# Information supplied
● ● ● ● ● ● ●
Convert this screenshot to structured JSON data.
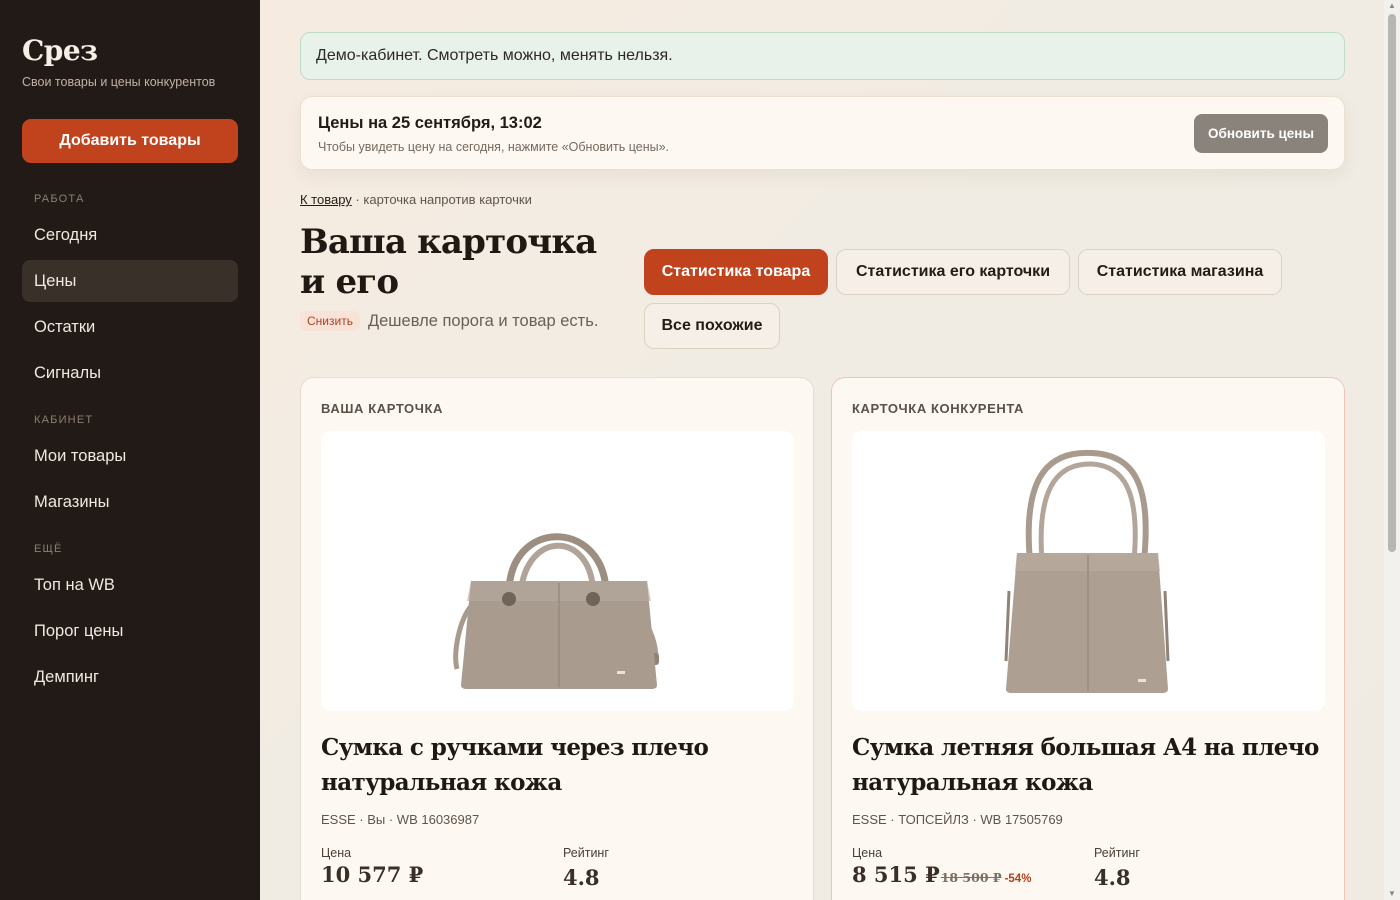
{
  "sidebar": {
    "brand": "Срез",
    "tagline": "Свои товары и цены конкурентов",
    "add_button": "Добавить товары",
    "sections": [
      {
        "label": "РАБОТА",
        "items": [
          "Сегодня",
          "Цены",
          "Остатки",
          "Сигналы"
        ]
      },
      {
        "label": "КАБИНЕТ",
        "items": [
          "Мои товары",
          "Магазины"
        ]
      },
      {
        "label": "ЕЩЁ",
        "items": [
          "Топ на WB",
          "Порог цены",
          "Демпинг"
        ]
      }
    ],
    "active_item": "Цены"
  },
  "banner": {
    "text": "Демо-кабинет. Смотреть можно, менять нельзя."
  },
  "prices_panel": {
    "title": "Цены на 25 сентября, 13:02",
    "subtitle": "Чтобы увидеть цену на сегодня, нажмите «Обновить цены».",
    "refresh_button": "Обновить цены"
  },
  "breadcrumb": {
    "link": "К товару",
    "separator": " · ",
    "current": "карточка напротив карточки"
  },
  "page": {
    "title": "Ваша карточка и его",
    "badge": "Снизить",
    "status": "Дешевле порога и товар есть."
  },
  "tabs": [
    "Статистика товара",
    "Статистика его карточки",
    "Статистика магазина",
    "Все похожие"
  ],
  "active_tab": "Статистика товара",
  "cards": [
    {
      "label": "ВАША КАРТОЧКА",
      "image": "tote-bag-with-shoulder-strap",
      "title": "Сумка с ручками через плечо натуральная кожа",
      "meta": "ESSE · Вы · WB 16036987",
      "price_label": "Цена",
      "price": "10 577 ₽",
      "old_price": "",
      "discount": "",
      "rating_label": "Рейтинг",
      "rating": "4.8"
    },
    {
      "label": "КАРТОЧКА КОНКУРЕНТА",
      "image": "tall-shoulder-tote-bag",
      "title": "Сумка летняя большая А4 на плечо натуральная кожа",
      "meta": "ESSE · ТОПСЕЙЛЗ · WB 17505769",
      "price_label": "Цена",
      "price": "8 515 ₽",
      "old_price": "18 500 ₽",
      "discount": "-54%",
      "rating_label": "Рейтинг",
      "rating": "4.8"
    }
  ],
  "colors": {
    "accent": "#c0431e",
    "sidebar_bg": "#221a16",
    "banner_bg": "#e9f2ea",
    "bag": "#a89a8d"
  }
}
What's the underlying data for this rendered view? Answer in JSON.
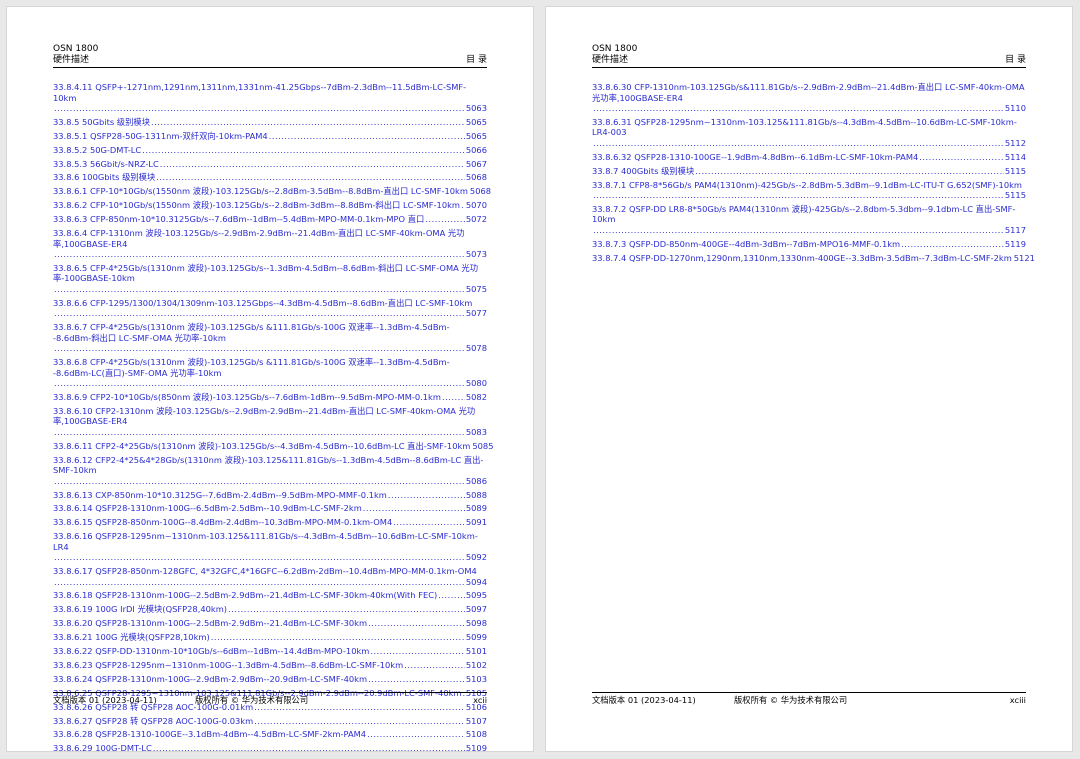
{
  "product": "OSN 1800",
  "doc_title": "硬件描述",
  "section": "目 录",
  "footer": {
    "version": "文档版本 01 (2023-04-11)",
    "copyright": "版权所有 © 华为技术有限公司"
  },
  "pages": [
    {
      "number": "xcii",
      "entries": [
        {
          "text": "33.8.4.11 QSFP+-1271nm,1291nm,1311nm,1331nm-41.25Gbps--7dBm-2.3dBm--11.5dBm-LC-SMF-10km",
          "page": "5063",
          "wrap": true
        },
        {
          "text": "33.8.5 50Gbits 级别模块",
          "page": "5065"
        },
        {
          "text": "33.8.5.1 QSFP28-50G-1311nm-双纤双向-10km-PAM4",
          "page": "5065"
        },
        {
          "text": "33.8.5.2 50G-DMT-LC",
          "page": "5066"
        },
        {
          "text": "33.8.5.3 56Gbit/s-NRZ-LC",
          "page": "5067"
        },
        {
          "text": "33.8.6 100Gbits 级别模块",
          "page": "5068"
        },
        {
          "text": "33.8.6.1 CFP-10*10Gb/s(1550nm 波段)-103.125Gb/s--2.8dBm-3.5dBm--8.8dBm-直出口 LC-SMF-10km",
          "page": "5068"
        },
        {
          "text": "33.8.6.2 CFP-10*10Gb/s(1550nm 波段)-103.125Gb/s--2.8dBm-3dBm--8.8dBm-斜出口 LC-SMF-10km",
          "page": "5070"
        },
        {
          "text": "33.8.6.3 CFP-850nm-10*10.3125Gb/s--7.6dBm--1dBm--5.4dBm-MPO-MM-0.1km-MPO 直口",
          "page": "5072"
        },
        {
          "text": "33.8.6.4 CFP-1310nm 波段-103.125Gb/s--2.9dBm-2.9dBm--21.4dBm-直出口 LC-SMF-40km-OMA 光功率,100GBASE-ER4",
          "page": "5073",
          "wrap": true
        },
        {
          "text": "33.8.6.5 CFP-4*25Gb/s(1310nm 波段)-103.125Gb/s--1.3dBm-4.5dBm--8.6dBm-斜出口 LC-SMF-OMA 光功率-100GBASE-10km",
          "page": "5075",
          "wrap": true
        },
        {
          "text": "33.8.6.6 CFP-1295/1300/1304/1309nm-103.125Gbps--4.3dBm-4.5dBm--8.6dBm-直出口 LC-SMF-10km",
          "page": "5077",
          "wrap": true
        },
        {
          "text": "33.8.6.7 CFP-4*25Gb/s(1310nm 波段)-103.125Gb/s &111.81Gb/s-100G 双速率--1.3dBm-4.5dBm--8.6dBm-斜出口 LC-SMF-OMA 光功率-10km",
          "page": "5078",
          "wrap": true
        },
        {
          "text": "33.8.6.8 CFP-4*25Gb/s(1310nm 波段)-103.125Gb/s &111.81Gb/s-100G 双速率--1.3dBm-4.5dBm--8.6dBm-LC(直口)-SMF-OMA 光功率-10km",
          "page": "5080",
          "wrap": true
        },
        {
          "text": "33.8.6.9 CFP2-10*10Gb/s(850nm 波段)-103.125Gb/s--7.6dBm-1dBm--9.5dBm-MPO-MM-0.1km",
          "page": "5082"
        },
        {
          "text": "33.8.6.10 CFP2-1310nm 波段-103.125Gb/s--2.9dBm-2.9dBm--21.4dBm-直出口 LC-SMF-40km-OMA 光功率,100GBASE-ER4",
          "page": "5083",
          "wrap": true
        },
        {
          "text": "33.8.6.11 CFP2-4*25Gb/s(1310nm 波段)-103.125Gb/s--4.3dBm-4.5dBm--10.6dBm-LC 直出-SMF-10km",
          "page": "5085"
        },
        {
          "text": "33.8.6.12 CFP2-4*25&4*28Gb/s(1310nm 波段)-103.125&111.81Gb/s--1.3dBm-4.5dBm--8.6dBm-LC 直出-SMF-10km",
          "page": "5086",
          "wrap": true
        },
        {
          "text": "33.8.6.13 CXP-850nm-10*10.3125G--7.6dBm-2.4dBm--9.5dBm-MPO-MMF-0.1km",
          "page": "5088"
        },
        {
          "text": "33.8.6.14 QSFP28-1310nm-100G--6.5dBm-2.5dBm--10.9dBm-LC-SMF-2km",
          "page": "5089"
        },
        {
          "text": "33.8.6.15 QSFP28-850nm-100G--8.4dBm-2.4dBm--10.3dBm-MPO-MM-0.1km-OM4",
          "page": "5091"
        },
        {
          "text": "33.8.6.16 QSFP28-1295nm~1310nm-103.125&111.81Gb/s--4.3dBm-4.5dBm--10.6dBm-LC-SMF-10km-LR4",
          "page": "5092",
          "wrap": true
        },
        {
          "text": "33.8.6.17 QSFP28-850nm-128GFC, 4*32GFC,4*16GFC--6.2dBm-2dBm--10.4dBm-MPO-MM-0.1km-OM4",
          "page": "5094",
          "wrap": true
        },
        {
          "text": "33.8.6.18 QSFP28-1310nm-100G--2.5dBm-2.9dBm--21.4dBm-LC-SMF-30km-40km(With FEC)",
          "page": "5095"
        },
        {
          "text": "33.8.6.19 100G IrDI 光模块(QSFP28,40km)",
          "page": "5097"
        },
        {
          "text": "33.8.6.20 QSFP28-1310nm-100G--2.5dBm-2.9dBm--21.4dBm-LC-SMF-30km",
          "page": "5098"
        },
        {
          "text": "33.8.6.21 100G 光模块(QSFP28,10km)",
          "page": "5099"
        },
        {
          "text": "33.8.6.22 QSFP-DD-1310nm-10*10Gb/s--6dBm--1dBm--14.4dBm-MPO-10km",
          "page": "5101"
        },
        {
          "text": "33.8.6.23 QSFP28-1295nm~1310nm-100G--1.3dBm-4.5dBm--8.6dBm-LC-SMF-10km",
          "page": "5102"
        },
        {
          "text": "33.8.6.24 QSFP28-1310nm-100G--2.9dBm-2.9dBm--20.9dBm-LC-SMF-40km",
          "page": "5103"
        },
        {
          "text": "33.8.6.25 QSFP28-1295~1310nm-103.125&111.81Gb/s--2.9dBm-2.9dBm--20.9dBm-LC-SMF-40km",
          "page": "5105"
        },
        {
          "text": "33.8.6.26 QSFP28 转 QSFP28 AOC-100G-0.01km",
          "page": "5106"
        },
        {
          "text": "33.8.6.27 QSFP28 转 QSFP28 AOC-100G-0.03km",
          "page": "5107"
        },
        {
          "text": "33.8.6.28 QSFP28-1310-100GE--3.1dBm-4dBm--4.5dBm-LC-SMF-2km-PAM4",
          "page": "5108"
        },
        {
          "text": "33.8.6.29 100G-DMT-LC",
          "page": "5109"
        }
      ]
    },
    {
      "number": "xciii",
      "entries": [
        {
          "text": "33.8.6.30 CFP-1310nm-103.125Gb/s&111.81Gb/s--2.9dBm-2.9dBm--21.4dBm-直出口 LC-SMF-40km-OMA 光功率,100GBASE-ER4",
          "page": "5110",
          "wrap": true
        },
        {
          "text": "33.8.6.31 QSFP28-1295nm~1310nm-103.125&111.81Gb/s--4.3dBm-4.5dBm--10.6dBm-LC-SMF-10km-LR4-003",
          "page": "5112",
          "wrap": true
        },
        {
          "text": "33.8.6.32 QSFP28-1310-100GE--1.9dBm-4.8dBm--6.1dBm-LC-SMF-10km-PAM4",
          "page": "5114"
        },
        {
          "text": "33.8.7 400Gbits 级别模块",
          "page": "5115"
        },
        {
          "text": "33.8.7.1 CFP8-8*56Gb/s PAM4(1310nm)-425Gb/s--2.8dBm-5.3dBm--9.1dBm-LC-ITU-T G.652(SMF)-10km",
          "page": "5115",
          "wrap": true
        },
        {
          "text": "33.8.7.2 QSFP-DD LR8-8*50Gb/s PAM4(1310nm 波段)-425Gb/s--2.8dbm-5.3dbm--9.1dbm-LC 直出-SMF-10km",
          "page": "5117",
          "wrap": true
        },
        {
          "text": "33.8.7.3 QSFP-DD-850nm-400GE--4dBm-3dBm--7dBm-MPO16-MMF-0.1km",
          "page": "5119"
        },
        {
          "text": "33.8.7.4 QSFP-DD-1270nm,1290nm,1310nm,1330nm-400GE--3.3dBm-3.5dBm--7.3dBm-LC-SMF-2km",
          "page": "5121"
        }
      ]
    }
  ]
}
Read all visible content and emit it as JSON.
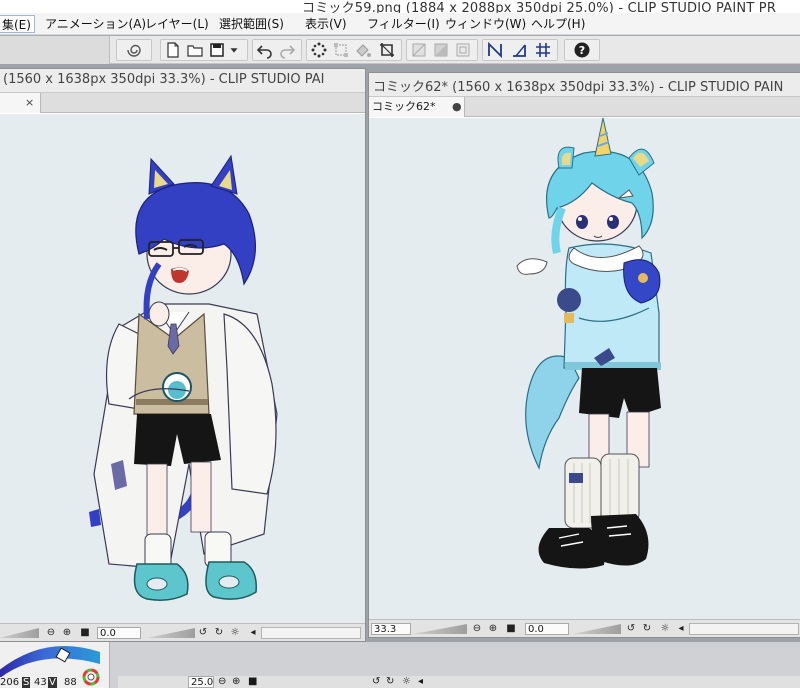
{
  "app_title": "コミック59.png (1884 x 2088px 350dpi 25.0%) - CLIP STUDIO PAINT PR",
  "menu": [
    {
      "label": "集(E)",
      "active": true
    },
    {
      "label": "アニメーション(A)"
    },
    {
      "label": "レイヤー(L)"
    },
    {
      "label": "選択範囲(S)"
    },
    {
      "label": "表示(V)"
    },
    {
      "label": "フィルター(I)"
    },
    {
      "label": "ウィンドウ(W)"
    },
    {
      "label": "ヘルプ(H)"
    }
  ],
  "toolbar": {
    "icons": [
      "swirl-icon",
      "new-file-icon",
      "open-folder-icon",
      "save-icon",
      "undo-icon",
      "redo-icon",
      "select-dots-icon",
      "transform-icon",
      "fill-icon",
      "crop-icon",
      "ruler-off-icon",
      "ruler-fill-icon",
      "grid-cell-icon",
      "perspective-icon",
      "angle-ruler-icon",
      "grid-icon",
      "help-icon"
    ]
  },
  "left_window": {
    "title": "(1560 x 1638px 350dpi 33.3%)  - CLIP STUDIO PAI",
    "tab_close": "×",
    "status": {
      "value": "0.0"
    }
  },
  "right_window": {
    "title": "コミック62* (1560 x 1638px 350dpi 33.3%)  - CLIP STUDIO PAIN",
    "tab_label": "コミック62*",
    "tab_close": "●",
    "status": {
      "zoom": "33.3",
      "value": "0.0"
    }
  },
  "bottom": {
    "color_values": [
      "206",
      "43",
      "88"
    ],
    "color_marks": [
      "S",
      "V"
    ],
    "zoom": "25.0"
  },
  "colors": {
    "canvas_bg": "#e4ecef",
    "hair_blue": "#3340c4",
    "hair_cyan": "#6fd3ea",
    "coat_white": "#f4f4f2",
    "vest_tan": "#cbbd9f",
    "shoe_teal": "#5cc6cc",
    "shorts_black": "#151515",
    "jacket_cyan": "#bfe9f6"
  }
}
● ● ● ● ● ● ●
# To do
Pick out each line in the material containing "JSON".

# The response
Convert this screenshot to structured JSON data.
What's the underlying data for this rendered view? Answer in JSON.
Read all visible content and emit it as JSON.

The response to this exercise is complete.